■ **Problem to solve**
Locate the word "JSON" in the material, then show every line that holds it.

§ §

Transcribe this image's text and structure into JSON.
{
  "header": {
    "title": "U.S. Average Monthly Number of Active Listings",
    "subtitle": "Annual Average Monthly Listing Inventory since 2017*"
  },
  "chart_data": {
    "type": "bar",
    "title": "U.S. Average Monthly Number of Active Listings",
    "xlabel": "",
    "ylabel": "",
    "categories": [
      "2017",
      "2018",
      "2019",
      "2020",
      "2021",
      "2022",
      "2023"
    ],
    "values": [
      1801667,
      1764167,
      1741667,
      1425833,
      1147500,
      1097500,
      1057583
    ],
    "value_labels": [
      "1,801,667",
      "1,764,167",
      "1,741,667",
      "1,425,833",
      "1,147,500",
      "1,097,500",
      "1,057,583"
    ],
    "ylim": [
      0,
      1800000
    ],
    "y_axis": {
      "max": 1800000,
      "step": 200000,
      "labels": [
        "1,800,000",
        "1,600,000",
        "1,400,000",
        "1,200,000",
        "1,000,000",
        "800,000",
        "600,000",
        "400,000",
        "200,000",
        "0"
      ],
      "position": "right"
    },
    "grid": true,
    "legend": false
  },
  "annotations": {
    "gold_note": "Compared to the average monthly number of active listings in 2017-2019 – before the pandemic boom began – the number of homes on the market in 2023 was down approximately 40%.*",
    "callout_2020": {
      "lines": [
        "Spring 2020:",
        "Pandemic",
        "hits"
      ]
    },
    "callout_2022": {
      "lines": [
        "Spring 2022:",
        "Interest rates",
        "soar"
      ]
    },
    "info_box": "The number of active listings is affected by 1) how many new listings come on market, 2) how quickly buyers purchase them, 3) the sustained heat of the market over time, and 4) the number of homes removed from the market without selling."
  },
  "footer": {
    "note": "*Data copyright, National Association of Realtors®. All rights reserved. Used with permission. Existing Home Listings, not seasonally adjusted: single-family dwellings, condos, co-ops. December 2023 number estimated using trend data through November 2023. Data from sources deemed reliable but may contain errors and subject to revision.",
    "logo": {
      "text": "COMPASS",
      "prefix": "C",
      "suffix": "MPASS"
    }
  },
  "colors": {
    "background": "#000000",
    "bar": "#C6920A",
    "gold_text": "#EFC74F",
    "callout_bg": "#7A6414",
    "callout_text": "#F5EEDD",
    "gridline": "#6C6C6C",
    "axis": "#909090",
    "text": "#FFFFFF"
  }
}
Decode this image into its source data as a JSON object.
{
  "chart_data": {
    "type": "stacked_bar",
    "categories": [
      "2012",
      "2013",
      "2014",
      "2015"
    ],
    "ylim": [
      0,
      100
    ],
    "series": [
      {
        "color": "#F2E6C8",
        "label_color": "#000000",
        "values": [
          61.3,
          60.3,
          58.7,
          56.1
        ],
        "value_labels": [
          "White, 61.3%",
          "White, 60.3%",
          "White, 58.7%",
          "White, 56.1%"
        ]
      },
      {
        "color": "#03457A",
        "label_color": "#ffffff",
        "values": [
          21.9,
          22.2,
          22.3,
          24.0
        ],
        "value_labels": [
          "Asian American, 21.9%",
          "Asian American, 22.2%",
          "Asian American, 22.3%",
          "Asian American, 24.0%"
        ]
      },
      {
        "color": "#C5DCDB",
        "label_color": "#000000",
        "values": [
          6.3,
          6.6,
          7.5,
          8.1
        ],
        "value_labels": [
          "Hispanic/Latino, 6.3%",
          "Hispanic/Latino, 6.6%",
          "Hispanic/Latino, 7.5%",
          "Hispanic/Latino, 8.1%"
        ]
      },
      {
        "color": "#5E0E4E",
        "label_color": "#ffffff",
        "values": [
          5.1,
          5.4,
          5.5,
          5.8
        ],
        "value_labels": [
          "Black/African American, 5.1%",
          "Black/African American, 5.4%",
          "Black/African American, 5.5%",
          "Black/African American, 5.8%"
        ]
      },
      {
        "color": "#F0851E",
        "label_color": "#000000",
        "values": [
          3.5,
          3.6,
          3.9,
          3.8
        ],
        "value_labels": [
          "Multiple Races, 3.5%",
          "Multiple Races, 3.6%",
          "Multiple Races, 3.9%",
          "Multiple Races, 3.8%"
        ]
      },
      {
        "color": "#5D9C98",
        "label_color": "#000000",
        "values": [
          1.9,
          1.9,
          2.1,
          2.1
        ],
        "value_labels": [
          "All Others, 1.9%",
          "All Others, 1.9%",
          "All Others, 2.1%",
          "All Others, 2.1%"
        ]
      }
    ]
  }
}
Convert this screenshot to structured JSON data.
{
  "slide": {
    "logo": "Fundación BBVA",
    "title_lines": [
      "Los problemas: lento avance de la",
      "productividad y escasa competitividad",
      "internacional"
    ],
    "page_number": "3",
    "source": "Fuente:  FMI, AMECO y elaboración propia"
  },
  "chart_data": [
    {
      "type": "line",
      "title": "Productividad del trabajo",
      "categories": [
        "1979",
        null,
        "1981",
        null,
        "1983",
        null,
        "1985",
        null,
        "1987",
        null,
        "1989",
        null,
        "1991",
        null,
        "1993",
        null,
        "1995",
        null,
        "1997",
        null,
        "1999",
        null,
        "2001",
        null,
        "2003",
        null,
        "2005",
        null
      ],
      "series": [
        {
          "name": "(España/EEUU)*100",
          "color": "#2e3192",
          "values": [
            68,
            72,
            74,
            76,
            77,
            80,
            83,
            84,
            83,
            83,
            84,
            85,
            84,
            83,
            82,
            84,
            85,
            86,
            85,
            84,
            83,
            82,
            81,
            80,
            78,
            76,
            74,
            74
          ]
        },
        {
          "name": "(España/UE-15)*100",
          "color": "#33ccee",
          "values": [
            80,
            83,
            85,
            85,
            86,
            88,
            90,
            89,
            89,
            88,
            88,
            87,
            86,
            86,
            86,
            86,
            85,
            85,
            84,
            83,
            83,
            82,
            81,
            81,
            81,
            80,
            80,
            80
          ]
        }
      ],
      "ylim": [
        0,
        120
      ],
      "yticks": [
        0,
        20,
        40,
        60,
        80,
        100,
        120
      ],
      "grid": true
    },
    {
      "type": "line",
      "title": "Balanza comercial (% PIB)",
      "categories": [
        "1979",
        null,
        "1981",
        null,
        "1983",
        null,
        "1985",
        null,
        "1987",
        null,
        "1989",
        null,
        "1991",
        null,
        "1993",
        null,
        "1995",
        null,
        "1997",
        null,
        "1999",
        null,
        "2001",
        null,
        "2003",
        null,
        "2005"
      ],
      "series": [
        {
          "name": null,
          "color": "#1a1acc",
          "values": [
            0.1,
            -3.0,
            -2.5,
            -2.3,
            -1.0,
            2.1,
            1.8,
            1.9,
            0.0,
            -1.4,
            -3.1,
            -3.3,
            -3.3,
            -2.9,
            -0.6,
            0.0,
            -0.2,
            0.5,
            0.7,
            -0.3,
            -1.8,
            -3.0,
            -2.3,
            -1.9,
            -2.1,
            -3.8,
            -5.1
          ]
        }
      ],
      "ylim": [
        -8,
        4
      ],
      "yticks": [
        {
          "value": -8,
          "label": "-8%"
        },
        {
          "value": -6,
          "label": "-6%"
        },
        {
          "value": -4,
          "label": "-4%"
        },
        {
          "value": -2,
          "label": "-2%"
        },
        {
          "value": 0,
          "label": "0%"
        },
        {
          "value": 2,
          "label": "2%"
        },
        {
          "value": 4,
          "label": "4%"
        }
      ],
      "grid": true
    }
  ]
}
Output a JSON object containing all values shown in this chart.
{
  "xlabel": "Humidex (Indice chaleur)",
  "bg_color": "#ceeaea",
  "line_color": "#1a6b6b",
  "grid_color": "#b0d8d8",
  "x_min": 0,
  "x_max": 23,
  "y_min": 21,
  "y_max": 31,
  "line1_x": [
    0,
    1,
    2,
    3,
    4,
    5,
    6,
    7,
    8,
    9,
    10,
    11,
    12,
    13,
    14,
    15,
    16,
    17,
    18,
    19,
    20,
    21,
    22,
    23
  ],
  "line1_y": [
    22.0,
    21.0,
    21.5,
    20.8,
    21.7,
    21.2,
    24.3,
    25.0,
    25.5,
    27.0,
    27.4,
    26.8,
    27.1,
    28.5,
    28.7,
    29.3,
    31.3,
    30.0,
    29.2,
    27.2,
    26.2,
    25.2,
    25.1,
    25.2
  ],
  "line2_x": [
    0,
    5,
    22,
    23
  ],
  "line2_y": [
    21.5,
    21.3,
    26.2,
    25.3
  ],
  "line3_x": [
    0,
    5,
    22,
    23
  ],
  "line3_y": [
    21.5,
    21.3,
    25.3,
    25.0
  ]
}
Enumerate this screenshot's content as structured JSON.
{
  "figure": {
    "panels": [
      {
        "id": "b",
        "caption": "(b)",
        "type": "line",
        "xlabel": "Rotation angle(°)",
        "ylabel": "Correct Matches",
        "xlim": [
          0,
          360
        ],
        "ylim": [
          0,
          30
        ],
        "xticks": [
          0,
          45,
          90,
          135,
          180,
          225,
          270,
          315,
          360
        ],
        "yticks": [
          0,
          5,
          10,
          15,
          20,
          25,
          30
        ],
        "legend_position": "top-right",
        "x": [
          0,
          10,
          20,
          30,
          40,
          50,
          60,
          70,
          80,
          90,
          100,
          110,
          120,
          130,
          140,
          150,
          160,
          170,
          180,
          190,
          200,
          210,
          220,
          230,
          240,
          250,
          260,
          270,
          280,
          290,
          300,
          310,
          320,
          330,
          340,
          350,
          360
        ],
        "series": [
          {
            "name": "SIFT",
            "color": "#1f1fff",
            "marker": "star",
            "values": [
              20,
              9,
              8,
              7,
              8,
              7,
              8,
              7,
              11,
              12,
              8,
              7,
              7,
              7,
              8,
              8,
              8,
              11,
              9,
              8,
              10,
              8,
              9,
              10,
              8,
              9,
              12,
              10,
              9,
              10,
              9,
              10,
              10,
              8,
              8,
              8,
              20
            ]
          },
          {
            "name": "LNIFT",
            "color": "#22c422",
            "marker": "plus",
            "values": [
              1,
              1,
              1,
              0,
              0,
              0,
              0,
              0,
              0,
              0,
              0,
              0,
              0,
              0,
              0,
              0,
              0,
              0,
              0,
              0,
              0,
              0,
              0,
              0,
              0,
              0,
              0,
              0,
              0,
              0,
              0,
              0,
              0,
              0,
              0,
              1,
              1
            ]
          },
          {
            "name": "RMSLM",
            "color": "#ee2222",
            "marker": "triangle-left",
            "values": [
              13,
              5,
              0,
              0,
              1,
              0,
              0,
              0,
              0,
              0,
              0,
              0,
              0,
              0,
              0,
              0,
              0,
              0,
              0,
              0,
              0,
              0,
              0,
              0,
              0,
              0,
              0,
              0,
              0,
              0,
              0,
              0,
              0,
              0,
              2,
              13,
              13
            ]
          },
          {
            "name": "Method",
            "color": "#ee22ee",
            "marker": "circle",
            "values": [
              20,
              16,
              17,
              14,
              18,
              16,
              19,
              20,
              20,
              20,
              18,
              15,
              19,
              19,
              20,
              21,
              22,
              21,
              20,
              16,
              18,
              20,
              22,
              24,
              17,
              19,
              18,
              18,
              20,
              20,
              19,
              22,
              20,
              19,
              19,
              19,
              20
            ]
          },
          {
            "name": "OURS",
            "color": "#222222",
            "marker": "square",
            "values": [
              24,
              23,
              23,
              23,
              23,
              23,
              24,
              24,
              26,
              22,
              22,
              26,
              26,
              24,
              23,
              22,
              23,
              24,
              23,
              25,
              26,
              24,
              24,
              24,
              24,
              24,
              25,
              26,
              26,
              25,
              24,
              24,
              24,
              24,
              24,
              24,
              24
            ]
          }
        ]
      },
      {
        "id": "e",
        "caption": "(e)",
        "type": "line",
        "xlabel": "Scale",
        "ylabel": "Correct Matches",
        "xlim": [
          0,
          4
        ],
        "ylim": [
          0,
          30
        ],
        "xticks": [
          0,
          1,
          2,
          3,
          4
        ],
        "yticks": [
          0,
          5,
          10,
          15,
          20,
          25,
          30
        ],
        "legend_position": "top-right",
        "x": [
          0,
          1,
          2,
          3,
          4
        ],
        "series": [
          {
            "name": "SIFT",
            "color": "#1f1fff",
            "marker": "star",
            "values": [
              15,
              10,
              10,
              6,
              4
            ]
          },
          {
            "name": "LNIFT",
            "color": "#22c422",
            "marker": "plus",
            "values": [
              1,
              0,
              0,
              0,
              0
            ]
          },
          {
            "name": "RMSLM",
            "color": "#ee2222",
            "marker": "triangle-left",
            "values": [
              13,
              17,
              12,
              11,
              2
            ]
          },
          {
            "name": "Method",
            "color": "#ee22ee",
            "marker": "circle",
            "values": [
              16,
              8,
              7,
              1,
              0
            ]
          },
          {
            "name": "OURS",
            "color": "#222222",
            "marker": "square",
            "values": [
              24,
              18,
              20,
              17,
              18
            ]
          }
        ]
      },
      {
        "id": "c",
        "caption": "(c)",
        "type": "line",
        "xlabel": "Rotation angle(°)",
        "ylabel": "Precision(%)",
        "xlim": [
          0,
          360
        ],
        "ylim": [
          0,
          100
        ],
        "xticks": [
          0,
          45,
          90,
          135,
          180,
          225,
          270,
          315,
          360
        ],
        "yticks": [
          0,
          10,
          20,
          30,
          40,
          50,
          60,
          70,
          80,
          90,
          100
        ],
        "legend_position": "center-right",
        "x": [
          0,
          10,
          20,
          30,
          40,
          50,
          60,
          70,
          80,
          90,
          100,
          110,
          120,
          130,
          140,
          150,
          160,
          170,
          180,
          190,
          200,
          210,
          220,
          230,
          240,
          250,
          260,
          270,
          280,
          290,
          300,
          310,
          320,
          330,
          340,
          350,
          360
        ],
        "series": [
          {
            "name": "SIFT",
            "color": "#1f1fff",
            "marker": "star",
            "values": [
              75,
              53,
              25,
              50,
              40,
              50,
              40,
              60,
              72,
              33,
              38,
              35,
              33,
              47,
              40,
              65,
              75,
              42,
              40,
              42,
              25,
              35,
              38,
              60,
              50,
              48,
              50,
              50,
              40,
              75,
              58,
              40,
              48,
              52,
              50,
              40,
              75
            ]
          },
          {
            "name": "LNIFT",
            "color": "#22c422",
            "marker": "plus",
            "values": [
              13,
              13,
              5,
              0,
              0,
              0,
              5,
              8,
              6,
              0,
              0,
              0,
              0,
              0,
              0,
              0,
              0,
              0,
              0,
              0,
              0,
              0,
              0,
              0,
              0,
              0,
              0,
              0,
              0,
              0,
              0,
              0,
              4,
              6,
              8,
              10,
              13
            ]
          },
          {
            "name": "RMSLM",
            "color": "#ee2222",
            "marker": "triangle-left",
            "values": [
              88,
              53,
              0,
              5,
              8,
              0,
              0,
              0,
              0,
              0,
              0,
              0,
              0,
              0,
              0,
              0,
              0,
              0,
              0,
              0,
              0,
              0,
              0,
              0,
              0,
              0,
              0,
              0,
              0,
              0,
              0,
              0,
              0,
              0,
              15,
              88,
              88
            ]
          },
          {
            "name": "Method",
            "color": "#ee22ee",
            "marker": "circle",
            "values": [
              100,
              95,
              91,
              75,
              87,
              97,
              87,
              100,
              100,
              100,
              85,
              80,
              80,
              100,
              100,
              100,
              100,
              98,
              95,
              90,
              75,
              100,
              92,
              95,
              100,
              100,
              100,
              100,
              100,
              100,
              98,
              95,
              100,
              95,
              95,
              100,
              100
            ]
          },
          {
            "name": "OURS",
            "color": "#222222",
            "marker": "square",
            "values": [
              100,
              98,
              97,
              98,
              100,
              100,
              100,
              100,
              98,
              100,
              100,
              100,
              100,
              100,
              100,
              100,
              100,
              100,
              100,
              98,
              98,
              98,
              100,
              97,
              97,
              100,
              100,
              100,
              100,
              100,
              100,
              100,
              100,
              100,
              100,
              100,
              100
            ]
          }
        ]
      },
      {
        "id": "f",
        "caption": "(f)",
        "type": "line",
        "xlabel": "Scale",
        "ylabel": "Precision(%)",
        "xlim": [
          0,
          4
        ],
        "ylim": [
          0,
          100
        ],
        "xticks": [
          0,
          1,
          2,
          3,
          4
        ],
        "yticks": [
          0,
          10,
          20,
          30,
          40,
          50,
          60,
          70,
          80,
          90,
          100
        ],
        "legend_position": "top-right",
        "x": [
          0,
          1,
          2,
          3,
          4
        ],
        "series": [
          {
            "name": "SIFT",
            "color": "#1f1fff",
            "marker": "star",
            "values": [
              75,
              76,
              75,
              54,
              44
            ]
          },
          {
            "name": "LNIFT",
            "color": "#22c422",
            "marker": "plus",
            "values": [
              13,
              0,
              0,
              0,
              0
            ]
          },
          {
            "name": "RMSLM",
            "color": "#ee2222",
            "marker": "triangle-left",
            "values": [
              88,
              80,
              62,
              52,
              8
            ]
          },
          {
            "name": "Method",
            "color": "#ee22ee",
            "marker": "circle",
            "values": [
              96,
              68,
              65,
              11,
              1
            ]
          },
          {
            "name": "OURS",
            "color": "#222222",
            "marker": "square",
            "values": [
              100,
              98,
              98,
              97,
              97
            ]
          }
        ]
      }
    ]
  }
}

§ §

■ **The completed task**
Transcribe this image's text and structure into JSON.
Decode this image into its source data as a JSON object.
Convert this screenshot to structured JSON data.
Output a JSON object containing all values shown in this chart.
Enumerate this screenshot's content as structured JSON.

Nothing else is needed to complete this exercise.